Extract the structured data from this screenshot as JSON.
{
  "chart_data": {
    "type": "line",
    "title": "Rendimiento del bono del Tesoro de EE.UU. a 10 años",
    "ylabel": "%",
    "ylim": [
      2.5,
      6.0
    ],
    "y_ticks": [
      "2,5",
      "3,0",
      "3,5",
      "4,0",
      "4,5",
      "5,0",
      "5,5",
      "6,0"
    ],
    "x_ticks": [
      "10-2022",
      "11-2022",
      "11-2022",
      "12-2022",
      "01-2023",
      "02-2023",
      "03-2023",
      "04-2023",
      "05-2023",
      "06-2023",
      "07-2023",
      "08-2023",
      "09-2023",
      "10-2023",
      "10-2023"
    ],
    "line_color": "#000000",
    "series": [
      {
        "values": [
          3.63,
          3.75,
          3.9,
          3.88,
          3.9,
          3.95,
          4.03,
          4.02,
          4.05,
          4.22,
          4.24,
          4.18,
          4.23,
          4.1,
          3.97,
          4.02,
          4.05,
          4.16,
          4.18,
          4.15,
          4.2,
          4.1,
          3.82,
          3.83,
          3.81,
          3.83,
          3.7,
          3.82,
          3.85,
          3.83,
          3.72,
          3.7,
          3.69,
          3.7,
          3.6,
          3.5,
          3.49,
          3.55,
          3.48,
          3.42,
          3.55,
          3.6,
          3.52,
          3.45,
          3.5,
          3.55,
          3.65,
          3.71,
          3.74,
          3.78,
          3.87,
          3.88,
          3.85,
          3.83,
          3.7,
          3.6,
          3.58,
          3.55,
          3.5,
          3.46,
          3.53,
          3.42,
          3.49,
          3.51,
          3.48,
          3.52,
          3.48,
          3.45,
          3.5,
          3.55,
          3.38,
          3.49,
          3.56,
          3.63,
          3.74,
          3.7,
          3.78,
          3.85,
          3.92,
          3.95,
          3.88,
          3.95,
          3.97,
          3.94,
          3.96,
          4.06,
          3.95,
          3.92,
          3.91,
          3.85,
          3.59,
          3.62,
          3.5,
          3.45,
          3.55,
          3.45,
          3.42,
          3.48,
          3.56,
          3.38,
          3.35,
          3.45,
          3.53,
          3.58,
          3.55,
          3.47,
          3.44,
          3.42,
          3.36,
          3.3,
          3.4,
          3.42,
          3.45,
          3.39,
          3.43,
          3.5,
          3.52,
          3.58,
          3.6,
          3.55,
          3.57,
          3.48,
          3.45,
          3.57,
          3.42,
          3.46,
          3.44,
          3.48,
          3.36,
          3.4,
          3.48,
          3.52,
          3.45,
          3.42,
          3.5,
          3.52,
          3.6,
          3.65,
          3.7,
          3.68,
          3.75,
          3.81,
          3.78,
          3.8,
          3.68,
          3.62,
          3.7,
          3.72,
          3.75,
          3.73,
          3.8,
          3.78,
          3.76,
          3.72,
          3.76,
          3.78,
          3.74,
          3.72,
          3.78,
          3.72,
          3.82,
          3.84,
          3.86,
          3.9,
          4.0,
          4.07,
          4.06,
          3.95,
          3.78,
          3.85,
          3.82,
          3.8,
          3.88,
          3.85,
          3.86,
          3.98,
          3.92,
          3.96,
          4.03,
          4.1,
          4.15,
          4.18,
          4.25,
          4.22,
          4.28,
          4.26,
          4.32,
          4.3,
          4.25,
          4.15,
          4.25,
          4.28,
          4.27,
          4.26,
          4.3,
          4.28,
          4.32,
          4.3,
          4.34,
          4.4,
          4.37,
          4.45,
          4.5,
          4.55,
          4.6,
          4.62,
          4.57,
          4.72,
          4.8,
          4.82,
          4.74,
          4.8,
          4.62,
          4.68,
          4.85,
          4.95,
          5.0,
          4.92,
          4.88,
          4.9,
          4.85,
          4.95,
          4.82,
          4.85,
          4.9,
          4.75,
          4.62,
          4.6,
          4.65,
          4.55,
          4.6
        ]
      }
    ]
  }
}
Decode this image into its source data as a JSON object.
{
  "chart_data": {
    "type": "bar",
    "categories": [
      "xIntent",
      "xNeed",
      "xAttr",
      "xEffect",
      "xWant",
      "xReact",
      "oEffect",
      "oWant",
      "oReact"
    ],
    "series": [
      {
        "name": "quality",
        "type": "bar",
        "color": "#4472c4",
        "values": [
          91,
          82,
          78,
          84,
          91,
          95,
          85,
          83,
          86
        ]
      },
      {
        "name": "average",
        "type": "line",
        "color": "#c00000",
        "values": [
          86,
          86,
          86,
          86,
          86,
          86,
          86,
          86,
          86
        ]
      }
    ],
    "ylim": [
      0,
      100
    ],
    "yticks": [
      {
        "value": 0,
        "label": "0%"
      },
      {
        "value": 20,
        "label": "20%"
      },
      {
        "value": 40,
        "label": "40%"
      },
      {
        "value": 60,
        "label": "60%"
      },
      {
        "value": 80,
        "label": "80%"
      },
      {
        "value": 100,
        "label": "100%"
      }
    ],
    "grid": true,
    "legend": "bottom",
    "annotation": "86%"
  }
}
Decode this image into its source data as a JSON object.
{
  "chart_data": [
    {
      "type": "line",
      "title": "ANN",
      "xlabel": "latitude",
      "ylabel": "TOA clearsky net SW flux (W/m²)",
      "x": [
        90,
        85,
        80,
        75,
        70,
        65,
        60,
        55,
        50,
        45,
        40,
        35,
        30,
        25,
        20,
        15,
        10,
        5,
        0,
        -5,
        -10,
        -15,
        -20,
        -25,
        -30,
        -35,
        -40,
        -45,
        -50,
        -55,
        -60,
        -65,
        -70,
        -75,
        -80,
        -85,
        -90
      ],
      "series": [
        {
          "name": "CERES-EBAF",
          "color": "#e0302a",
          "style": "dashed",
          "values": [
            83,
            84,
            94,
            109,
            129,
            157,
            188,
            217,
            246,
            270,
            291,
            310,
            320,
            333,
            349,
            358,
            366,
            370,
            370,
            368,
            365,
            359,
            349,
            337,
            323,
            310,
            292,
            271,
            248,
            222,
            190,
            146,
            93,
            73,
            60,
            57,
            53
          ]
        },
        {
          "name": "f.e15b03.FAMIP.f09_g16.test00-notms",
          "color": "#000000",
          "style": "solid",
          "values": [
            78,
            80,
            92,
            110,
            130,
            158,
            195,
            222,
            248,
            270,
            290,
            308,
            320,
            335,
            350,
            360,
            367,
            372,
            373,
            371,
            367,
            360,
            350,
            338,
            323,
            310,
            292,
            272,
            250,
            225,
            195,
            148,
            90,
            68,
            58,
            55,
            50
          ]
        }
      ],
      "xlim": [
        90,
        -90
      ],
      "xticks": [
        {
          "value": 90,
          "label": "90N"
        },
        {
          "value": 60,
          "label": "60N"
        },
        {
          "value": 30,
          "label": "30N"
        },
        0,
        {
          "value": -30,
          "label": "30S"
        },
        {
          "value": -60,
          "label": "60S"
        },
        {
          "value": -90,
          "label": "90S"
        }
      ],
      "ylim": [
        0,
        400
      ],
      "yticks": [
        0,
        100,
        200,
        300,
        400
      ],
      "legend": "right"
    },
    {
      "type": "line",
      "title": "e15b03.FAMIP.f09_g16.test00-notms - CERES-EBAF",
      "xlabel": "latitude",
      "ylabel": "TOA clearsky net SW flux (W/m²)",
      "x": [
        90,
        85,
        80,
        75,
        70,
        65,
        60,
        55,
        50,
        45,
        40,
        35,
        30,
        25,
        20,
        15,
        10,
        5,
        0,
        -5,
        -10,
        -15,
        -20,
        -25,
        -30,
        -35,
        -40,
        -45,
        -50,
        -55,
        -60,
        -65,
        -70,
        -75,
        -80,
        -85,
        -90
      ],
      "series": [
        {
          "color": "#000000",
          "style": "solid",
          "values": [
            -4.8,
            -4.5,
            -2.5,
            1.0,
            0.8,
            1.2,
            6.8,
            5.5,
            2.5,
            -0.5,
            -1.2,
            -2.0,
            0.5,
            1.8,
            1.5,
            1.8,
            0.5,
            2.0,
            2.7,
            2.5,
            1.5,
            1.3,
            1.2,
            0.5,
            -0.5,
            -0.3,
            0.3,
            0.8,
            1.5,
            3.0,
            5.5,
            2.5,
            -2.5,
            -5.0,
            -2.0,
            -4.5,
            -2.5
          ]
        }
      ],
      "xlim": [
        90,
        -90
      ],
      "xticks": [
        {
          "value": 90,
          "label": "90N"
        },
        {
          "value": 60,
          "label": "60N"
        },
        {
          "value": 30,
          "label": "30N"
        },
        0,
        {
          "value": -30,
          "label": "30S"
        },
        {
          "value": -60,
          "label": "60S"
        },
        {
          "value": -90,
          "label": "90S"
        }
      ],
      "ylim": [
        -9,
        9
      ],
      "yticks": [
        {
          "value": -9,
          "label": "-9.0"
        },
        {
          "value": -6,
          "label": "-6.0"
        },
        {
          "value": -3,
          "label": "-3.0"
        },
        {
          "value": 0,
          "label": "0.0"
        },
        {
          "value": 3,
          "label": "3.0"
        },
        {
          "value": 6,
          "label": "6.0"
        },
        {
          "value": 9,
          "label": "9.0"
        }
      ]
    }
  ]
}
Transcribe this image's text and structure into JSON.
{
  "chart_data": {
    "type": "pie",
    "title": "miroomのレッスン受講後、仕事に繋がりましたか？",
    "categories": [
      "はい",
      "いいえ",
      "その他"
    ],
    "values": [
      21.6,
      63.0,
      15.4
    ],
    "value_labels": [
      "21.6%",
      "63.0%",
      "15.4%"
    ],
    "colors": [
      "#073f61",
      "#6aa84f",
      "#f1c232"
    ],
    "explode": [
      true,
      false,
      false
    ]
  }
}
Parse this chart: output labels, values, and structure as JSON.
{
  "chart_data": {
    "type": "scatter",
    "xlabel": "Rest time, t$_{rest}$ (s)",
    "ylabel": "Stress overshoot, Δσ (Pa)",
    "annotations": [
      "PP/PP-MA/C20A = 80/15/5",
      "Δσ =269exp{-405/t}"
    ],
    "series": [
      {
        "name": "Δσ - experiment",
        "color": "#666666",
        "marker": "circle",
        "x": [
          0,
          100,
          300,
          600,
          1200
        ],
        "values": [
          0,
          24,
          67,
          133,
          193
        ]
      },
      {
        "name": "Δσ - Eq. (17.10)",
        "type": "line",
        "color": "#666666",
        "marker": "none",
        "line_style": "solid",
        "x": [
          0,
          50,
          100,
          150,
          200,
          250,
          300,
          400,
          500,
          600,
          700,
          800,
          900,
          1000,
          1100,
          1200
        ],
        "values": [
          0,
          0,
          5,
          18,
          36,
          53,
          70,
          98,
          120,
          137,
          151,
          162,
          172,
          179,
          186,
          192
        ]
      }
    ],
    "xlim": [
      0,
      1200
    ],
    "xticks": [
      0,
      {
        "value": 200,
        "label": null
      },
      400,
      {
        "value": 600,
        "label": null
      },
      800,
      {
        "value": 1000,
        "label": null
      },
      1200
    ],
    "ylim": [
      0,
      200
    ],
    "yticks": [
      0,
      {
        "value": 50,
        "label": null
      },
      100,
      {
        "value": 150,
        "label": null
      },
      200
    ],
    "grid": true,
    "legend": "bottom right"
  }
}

● ● ● ● ●

**Your goal:**
Of the lines in the material, how many contain the word "EBAF"? Reply with the number and nothing else.

**Complete output:**
2